--- start Records provided ---

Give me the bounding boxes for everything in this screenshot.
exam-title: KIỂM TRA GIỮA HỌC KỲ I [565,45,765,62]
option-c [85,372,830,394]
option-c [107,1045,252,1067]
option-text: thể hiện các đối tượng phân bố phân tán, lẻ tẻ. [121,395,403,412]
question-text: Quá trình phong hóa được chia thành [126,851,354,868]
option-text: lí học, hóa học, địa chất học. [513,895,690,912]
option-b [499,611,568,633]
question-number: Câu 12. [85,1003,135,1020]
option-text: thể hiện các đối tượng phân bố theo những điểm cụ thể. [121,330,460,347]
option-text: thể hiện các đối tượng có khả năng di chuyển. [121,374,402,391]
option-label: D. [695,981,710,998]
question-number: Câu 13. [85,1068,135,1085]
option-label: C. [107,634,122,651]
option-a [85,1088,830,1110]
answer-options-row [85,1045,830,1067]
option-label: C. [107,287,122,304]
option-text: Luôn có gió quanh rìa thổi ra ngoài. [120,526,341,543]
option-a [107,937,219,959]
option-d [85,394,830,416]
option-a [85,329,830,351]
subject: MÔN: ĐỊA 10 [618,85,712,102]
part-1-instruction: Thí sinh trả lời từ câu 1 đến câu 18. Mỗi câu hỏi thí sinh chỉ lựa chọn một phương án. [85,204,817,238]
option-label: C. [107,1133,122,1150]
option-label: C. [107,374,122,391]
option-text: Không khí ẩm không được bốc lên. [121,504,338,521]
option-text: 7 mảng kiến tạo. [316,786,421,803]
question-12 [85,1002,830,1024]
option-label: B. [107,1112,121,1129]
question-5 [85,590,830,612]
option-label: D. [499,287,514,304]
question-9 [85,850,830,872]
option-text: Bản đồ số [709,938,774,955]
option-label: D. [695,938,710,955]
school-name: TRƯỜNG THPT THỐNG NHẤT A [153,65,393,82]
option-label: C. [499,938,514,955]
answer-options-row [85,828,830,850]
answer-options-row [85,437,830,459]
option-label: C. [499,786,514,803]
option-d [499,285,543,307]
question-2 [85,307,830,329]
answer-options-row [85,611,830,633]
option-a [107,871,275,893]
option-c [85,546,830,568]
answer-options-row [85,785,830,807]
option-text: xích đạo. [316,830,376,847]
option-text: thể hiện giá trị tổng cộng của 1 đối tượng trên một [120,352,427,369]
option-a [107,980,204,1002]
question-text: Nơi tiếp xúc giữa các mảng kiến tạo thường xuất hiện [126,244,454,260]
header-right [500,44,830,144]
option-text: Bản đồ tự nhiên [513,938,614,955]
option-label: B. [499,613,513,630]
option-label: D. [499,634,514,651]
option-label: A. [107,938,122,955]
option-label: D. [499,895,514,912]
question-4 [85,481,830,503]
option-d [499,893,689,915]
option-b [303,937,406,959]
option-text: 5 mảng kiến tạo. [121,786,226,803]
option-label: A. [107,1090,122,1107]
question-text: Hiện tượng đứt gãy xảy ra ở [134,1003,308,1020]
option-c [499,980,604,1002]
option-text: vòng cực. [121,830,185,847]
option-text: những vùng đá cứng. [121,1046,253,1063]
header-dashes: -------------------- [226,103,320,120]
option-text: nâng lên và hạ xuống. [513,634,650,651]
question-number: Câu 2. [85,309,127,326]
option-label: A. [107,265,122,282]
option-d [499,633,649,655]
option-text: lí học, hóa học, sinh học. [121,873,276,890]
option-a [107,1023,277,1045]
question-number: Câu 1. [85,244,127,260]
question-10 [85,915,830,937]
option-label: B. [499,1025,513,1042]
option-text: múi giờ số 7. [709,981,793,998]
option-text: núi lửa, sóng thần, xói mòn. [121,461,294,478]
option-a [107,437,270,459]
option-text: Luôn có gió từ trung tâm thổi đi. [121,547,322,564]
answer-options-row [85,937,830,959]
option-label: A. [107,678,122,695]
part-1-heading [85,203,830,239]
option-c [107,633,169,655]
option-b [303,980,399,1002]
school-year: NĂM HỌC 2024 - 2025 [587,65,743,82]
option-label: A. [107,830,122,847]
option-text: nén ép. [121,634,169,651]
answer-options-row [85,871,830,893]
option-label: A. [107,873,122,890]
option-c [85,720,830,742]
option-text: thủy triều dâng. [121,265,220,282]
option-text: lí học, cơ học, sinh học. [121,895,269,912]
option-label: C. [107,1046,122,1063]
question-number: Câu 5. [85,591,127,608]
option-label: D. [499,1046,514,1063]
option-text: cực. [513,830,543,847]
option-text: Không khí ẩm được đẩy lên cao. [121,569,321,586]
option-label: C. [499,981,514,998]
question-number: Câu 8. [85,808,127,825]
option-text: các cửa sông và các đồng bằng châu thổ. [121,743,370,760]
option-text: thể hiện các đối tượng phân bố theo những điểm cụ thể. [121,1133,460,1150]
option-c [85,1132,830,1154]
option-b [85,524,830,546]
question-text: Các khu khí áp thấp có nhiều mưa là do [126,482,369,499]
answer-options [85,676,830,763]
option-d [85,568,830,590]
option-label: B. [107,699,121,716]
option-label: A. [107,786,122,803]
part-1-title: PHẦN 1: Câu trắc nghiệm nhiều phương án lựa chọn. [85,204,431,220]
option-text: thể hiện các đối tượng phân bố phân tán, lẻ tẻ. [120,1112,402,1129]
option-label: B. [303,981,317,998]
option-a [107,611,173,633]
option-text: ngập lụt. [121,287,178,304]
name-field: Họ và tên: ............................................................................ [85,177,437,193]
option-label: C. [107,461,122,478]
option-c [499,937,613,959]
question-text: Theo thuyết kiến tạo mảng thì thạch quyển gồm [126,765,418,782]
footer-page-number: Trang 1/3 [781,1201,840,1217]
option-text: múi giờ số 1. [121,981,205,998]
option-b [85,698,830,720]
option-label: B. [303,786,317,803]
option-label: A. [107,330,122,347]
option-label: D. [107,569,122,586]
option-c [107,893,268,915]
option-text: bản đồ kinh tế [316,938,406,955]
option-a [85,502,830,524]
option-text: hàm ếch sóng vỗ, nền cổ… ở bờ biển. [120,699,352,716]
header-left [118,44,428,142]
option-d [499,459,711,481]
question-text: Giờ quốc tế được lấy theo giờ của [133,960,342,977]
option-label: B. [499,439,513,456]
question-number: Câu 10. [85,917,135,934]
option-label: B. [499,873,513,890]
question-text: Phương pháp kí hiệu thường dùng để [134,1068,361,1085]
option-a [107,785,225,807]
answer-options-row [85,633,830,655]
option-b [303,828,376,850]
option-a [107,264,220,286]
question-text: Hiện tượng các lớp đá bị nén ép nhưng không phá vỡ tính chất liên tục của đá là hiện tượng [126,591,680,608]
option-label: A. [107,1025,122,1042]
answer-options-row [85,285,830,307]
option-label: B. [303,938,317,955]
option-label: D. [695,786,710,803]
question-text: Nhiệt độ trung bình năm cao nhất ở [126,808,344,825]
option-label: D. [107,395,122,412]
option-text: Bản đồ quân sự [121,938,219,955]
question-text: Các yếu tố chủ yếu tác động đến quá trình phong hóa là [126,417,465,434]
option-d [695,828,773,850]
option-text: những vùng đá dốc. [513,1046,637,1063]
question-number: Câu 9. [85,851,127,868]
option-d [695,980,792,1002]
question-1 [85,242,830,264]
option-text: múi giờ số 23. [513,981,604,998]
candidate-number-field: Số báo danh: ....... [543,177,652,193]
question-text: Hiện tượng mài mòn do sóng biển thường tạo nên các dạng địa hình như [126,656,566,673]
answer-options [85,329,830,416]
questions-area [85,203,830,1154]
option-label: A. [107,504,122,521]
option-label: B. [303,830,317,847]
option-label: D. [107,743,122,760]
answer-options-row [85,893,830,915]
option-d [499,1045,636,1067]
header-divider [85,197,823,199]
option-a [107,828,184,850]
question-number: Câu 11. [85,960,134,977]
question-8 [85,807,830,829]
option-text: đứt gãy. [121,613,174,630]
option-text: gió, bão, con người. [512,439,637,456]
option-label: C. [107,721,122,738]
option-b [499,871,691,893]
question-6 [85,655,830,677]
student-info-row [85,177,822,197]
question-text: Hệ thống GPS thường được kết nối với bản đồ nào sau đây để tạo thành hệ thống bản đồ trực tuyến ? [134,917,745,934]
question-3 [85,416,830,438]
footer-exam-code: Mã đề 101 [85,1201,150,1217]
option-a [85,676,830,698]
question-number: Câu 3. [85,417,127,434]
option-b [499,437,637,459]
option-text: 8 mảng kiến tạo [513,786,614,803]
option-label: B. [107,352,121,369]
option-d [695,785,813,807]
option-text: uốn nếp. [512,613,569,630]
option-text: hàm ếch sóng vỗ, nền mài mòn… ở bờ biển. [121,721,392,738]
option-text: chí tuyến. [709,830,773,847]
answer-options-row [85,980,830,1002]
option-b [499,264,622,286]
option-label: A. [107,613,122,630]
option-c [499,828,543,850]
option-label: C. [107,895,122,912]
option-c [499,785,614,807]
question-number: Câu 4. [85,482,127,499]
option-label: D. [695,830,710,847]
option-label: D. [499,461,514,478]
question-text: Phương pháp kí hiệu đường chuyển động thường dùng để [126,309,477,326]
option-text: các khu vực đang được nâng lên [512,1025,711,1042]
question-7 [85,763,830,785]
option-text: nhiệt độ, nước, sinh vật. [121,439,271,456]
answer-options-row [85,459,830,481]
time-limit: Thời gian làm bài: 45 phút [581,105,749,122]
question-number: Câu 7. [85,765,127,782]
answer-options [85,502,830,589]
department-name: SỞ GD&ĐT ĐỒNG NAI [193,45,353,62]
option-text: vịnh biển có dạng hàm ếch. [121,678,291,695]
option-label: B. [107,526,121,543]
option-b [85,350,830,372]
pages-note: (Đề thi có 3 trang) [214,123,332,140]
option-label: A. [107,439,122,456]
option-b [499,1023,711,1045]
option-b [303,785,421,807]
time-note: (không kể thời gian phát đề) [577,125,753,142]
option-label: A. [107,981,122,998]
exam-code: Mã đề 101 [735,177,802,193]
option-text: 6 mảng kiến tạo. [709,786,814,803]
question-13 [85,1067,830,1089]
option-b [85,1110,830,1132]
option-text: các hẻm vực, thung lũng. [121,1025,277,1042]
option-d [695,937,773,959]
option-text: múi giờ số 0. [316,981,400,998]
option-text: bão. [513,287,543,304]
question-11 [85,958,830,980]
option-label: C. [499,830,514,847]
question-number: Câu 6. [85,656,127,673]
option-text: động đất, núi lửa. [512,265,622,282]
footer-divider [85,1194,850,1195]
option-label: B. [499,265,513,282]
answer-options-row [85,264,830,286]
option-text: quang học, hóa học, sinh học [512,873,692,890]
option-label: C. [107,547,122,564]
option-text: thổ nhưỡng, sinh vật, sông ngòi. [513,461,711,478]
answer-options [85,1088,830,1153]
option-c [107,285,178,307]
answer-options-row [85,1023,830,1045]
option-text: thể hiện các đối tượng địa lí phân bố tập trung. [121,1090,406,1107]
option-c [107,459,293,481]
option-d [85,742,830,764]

--- end Records provided ---

» **What to produce**:
Print the records from their first line through the line that contains "option-text: thể hiện các đối tượng có", with both ends included. Reproduce every line without any change.

» **Response below**:
Give me the bounding boxes for everything in this screenshot.
exam-title: KIỂM TRA GIỮA HỌC KỲ I [565,45,765,62]
option-c [85,372,830,394]
option-c [107,1045,252,1067]
option-text: thể hiện các đối tượng phân bố phân tán, lẻ tẻ. [121,395,403,412]
question-text: Quá trình phong hóa được chia thành [126,851,354,868]
option-text: lí học, hóa học, địa chất học. [513,895,690,912]
option-b [499,611,568,633]
question-number: Câu 12. [85,1003,135,1020]
option-text: thể hiện các đối tượng phân bố theo những điểm cụ thể. [121,330,460,347]
option-text: thể hiện các đối tượng có khả năng di chuyển. [121,374,402,391]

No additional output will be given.